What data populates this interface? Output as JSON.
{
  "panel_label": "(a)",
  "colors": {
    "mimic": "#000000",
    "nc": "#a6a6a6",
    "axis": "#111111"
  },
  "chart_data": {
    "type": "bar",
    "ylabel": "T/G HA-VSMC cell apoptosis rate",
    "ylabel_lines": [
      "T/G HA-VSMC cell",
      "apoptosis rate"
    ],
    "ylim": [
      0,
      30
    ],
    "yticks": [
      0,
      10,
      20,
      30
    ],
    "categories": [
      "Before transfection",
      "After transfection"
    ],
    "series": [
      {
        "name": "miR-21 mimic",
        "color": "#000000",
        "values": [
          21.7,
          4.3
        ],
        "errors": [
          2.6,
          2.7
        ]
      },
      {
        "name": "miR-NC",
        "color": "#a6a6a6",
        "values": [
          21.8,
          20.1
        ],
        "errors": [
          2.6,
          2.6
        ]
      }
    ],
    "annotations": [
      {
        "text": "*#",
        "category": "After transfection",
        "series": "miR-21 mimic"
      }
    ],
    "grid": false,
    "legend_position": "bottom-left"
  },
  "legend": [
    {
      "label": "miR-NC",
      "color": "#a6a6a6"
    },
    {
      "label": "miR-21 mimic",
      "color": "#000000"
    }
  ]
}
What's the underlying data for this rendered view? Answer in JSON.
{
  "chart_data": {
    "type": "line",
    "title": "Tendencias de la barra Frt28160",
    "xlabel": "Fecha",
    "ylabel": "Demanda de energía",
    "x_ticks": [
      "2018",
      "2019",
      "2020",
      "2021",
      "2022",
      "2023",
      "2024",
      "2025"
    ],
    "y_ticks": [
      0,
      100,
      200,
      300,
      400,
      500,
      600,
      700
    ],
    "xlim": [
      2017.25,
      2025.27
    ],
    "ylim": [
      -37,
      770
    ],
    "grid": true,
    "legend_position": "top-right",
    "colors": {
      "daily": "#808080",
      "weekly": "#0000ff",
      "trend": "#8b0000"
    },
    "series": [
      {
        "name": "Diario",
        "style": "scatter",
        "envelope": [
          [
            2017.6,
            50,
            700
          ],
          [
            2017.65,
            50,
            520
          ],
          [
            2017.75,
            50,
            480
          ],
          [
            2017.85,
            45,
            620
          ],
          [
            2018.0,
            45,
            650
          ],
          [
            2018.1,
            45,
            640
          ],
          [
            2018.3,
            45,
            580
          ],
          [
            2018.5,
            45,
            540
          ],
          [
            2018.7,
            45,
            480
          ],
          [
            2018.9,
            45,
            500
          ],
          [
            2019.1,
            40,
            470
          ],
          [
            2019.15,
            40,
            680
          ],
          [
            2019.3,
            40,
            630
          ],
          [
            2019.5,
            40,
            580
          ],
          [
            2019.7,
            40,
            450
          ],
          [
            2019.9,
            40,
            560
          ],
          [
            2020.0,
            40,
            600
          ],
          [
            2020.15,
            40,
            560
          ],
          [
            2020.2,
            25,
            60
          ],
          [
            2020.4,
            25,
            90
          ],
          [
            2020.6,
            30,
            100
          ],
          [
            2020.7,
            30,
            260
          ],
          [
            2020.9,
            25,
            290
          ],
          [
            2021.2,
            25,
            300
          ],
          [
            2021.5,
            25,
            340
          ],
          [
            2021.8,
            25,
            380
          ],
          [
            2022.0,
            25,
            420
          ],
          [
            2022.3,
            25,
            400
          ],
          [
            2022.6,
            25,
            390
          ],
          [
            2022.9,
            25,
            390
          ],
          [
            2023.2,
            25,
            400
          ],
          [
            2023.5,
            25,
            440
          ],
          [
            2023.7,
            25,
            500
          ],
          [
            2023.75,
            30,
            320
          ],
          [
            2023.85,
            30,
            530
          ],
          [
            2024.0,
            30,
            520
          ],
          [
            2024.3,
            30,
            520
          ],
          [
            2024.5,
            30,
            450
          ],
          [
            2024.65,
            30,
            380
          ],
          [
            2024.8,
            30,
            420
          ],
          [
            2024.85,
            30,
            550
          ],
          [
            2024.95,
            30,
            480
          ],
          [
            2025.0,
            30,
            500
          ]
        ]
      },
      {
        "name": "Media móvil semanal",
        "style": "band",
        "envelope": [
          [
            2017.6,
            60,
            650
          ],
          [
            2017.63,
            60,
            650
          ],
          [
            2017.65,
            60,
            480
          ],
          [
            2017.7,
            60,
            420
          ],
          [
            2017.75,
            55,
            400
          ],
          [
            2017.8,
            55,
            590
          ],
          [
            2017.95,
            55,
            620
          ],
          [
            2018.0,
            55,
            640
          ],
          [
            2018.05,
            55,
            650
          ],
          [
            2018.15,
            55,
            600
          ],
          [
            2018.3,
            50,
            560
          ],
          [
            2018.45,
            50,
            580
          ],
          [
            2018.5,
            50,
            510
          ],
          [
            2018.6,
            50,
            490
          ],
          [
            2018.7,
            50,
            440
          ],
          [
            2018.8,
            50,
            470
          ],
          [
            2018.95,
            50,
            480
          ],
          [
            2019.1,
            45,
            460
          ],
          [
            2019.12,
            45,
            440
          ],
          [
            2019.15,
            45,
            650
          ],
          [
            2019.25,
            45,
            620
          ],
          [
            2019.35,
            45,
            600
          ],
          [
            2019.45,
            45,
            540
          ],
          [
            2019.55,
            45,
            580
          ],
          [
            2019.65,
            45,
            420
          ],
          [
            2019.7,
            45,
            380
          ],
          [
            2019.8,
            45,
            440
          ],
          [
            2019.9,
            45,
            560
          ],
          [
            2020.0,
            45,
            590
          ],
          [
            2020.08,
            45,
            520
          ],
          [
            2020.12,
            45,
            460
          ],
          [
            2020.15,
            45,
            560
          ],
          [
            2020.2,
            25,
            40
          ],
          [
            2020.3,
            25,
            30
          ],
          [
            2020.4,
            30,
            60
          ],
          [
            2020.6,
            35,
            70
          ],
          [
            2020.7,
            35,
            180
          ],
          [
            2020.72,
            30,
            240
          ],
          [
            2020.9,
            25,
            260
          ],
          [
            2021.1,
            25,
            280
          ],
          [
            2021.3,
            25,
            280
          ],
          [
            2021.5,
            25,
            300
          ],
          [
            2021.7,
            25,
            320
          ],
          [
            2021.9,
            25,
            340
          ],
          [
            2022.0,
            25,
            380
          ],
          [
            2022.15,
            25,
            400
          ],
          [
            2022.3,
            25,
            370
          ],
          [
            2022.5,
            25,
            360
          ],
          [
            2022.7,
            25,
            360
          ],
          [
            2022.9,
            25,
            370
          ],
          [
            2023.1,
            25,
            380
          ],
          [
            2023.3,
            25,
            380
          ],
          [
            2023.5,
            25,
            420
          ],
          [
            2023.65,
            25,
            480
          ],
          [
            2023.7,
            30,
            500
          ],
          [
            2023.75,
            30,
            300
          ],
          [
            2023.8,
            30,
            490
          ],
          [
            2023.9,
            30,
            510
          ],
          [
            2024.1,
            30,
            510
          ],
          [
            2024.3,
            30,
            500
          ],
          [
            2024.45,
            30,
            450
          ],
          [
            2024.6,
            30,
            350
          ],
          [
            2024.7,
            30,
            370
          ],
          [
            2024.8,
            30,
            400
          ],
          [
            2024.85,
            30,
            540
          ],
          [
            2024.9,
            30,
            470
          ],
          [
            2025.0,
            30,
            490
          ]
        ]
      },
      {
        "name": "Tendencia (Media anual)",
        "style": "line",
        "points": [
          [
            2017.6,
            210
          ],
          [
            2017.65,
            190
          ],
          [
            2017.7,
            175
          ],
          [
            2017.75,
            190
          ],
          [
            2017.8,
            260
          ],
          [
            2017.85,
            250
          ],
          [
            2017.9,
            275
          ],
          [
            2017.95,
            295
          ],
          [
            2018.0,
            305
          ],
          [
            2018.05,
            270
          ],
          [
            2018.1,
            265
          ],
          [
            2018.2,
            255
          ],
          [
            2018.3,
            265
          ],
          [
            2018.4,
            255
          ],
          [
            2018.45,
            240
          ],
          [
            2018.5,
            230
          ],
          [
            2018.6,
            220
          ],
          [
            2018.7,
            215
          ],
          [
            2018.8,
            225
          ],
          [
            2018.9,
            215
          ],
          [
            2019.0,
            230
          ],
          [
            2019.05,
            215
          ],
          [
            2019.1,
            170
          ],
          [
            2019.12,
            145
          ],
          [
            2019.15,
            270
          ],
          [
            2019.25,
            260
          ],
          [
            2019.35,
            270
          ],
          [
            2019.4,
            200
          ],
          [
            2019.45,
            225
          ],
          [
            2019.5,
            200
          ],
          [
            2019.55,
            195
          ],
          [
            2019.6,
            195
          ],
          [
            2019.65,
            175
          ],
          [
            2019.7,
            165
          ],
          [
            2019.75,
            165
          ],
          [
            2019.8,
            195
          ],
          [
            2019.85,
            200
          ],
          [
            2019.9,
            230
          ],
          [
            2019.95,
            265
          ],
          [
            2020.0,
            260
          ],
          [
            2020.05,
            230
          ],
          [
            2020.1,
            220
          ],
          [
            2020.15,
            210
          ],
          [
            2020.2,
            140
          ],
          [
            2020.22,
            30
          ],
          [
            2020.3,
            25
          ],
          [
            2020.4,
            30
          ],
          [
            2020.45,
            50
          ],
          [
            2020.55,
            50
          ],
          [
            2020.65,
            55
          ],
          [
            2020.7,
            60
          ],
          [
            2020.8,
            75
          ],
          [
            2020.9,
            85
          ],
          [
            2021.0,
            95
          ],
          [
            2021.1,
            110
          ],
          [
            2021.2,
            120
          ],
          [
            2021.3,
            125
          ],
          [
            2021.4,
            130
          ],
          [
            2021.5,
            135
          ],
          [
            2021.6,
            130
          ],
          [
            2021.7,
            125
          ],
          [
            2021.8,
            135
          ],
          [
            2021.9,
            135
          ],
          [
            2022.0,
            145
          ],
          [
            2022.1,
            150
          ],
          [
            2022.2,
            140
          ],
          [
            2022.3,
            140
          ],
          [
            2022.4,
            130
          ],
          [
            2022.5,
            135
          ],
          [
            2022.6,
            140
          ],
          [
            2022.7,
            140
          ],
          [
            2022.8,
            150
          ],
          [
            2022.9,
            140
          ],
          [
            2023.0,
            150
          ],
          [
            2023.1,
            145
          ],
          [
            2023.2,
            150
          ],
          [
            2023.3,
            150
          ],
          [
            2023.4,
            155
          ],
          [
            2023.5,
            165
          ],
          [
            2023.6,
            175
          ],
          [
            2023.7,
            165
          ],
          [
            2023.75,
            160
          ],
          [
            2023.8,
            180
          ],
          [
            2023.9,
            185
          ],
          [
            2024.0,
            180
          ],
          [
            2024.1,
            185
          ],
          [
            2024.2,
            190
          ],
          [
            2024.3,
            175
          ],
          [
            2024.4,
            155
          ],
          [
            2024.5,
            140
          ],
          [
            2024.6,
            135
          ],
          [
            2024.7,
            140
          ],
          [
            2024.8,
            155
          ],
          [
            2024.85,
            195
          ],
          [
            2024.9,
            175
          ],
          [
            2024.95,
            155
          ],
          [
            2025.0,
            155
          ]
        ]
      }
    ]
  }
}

Work to be completed ::
Go through the records. Copy each line where "transfection" appears.

Task solution ::
      "Before transfection",
      "After transfection"
        "category": "After transfection",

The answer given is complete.